╭──
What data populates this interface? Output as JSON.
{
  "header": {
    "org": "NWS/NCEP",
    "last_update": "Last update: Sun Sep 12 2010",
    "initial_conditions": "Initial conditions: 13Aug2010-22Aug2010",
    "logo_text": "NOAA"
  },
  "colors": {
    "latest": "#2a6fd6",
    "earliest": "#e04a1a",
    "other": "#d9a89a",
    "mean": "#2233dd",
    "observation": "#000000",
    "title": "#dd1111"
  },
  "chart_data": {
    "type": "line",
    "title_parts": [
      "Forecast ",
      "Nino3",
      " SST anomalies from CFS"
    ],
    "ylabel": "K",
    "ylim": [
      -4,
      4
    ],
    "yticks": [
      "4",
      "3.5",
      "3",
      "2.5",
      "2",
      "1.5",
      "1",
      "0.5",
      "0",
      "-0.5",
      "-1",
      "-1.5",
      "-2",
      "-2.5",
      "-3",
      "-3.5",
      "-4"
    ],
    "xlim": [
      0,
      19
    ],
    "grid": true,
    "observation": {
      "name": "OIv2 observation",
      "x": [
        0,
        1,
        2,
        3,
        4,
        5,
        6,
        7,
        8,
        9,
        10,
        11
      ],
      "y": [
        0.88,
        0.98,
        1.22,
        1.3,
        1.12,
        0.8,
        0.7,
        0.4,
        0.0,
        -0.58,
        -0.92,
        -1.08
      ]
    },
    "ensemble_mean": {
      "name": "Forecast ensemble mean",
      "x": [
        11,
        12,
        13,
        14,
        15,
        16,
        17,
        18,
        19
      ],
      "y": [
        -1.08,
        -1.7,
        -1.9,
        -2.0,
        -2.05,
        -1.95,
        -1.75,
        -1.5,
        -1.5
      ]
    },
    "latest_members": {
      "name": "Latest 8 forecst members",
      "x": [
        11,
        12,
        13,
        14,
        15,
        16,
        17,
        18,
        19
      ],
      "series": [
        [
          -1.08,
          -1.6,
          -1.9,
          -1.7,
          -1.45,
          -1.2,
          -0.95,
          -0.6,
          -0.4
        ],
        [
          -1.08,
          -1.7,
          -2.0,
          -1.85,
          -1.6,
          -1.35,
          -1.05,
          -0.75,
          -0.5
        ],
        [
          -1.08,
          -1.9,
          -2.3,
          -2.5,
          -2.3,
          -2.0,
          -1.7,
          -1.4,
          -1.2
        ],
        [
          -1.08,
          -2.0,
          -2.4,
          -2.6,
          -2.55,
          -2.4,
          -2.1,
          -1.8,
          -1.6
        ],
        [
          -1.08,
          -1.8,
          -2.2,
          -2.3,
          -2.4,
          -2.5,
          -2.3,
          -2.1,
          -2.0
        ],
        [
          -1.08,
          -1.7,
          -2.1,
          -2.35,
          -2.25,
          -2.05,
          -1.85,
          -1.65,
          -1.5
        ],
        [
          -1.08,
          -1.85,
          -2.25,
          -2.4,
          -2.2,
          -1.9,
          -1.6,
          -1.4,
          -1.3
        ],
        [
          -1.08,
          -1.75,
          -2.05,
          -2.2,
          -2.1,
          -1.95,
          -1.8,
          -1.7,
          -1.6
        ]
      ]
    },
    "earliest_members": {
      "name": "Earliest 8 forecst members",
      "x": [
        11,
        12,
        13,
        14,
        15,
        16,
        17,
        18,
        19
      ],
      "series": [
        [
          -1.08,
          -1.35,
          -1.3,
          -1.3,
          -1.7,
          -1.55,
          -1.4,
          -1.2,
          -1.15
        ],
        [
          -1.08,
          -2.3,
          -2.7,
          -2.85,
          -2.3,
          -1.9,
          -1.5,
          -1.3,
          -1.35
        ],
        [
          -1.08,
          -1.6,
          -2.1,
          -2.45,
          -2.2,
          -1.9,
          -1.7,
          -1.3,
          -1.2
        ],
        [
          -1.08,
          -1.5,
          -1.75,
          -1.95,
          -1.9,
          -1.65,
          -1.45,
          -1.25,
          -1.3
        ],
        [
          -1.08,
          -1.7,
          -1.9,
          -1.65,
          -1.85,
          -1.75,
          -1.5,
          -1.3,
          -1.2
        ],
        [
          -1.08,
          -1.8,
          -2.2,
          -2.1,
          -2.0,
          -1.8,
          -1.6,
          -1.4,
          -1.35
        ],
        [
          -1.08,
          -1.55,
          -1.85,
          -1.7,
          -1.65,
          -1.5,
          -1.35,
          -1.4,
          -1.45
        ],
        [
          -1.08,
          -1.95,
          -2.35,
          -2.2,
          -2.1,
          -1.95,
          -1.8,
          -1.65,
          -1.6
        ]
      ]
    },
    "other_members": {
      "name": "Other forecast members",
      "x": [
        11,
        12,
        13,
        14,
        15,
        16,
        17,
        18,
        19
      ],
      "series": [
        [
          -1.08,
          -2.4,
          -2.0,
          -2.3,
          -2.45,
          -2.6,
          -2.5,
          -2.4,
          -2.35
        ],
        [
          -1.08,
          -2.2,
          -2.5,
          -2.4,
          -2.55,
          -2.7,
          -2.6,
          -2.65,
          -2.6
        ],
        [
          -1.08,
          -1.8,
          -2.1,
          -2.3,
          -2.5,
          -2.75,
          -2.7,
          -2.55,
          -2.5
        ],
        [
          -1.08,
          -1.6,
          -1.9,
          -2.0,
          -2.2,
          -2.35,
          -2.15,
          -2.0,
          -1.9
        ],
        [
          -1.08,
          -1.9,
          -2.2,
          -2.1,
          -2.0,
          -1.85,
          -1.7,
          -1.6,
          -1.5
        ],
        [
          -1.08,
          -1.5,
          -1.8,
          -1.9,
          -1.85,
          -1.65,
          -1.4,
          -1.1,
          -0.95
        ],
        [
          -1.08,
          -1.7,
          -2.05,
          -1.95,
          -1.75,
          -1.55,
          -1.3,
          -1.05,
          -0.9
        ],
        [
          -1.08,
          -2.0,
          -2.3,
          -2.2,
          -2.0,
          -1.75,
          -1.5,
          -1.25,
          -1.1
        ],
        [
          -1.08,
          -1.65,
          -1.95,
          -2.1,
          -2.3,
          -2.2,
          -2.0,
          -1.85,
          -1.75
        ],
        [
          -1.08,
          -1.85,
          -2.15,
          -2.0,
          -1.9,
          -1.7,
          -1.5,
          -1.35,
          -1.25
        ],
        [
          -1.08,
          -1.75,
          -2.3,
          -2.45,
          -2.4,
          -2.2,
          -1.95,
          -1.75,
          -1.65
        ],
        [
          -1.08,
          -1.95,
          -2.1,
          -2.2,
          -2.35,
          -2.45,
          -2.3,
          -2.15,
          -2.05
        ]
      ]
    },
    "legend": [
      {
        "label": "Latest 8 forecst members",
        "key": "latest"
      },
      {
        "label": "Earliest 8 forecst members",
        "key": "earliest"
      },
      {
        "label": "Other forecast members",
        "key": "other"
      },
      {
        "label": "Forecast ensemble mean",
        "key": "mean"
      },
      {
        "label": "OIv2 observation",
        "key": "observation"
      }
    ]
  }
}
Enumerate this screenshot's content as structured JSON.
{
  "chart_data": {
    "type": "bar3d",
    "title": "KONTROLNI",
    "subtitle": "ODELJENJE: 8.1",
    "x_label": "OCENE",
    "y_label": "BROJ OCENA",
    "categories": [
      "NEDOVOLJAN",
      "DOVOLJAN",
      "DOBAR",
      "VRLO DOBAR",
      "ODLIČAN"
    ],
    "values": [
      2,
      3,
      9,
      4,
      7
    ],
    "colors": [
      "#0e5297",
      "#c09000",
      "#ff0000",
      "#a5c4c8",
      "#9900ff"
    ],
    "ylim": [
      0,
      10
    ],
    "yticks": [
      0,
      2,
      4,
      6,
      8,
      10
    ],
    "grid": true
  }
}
╰──
REQUIREMENTS:
Repeat only the lines running from the line that contains "Enumerate this screenshot's" through the last line above, inclusive.

EXERCISE RESULT:
Enumerate this screenshot's content as structured JSON.
{
  "chart_data": {
    "type": "bar3d",
    "title": "KONTROLNI",
    "subtitle": "ODELJENJE: 8.1",
    "x_label": "OCENE",
    "y_label": "BROJ OCENA",
    "categories": [
      "NEDOVOLJAN",
      "DOVOLJAN",
      "DOBAR",
      "VRLO DOBAR",
      "ODLIČAN"
    ],
    "values": [
      2,
      3,
      9,
      4,
      7
    ],
    "colors": [
      "#0e5297",
      "#c09000",
      "#ff0000",
      "#a5c4c8",
      "#9900ff"
    ],
    "ylim": [
      0,
      10
    ],
    "yticks": [
      0,
      2,
      4,
      6,
      8,
      10
    ],
    "grid": true
  }
}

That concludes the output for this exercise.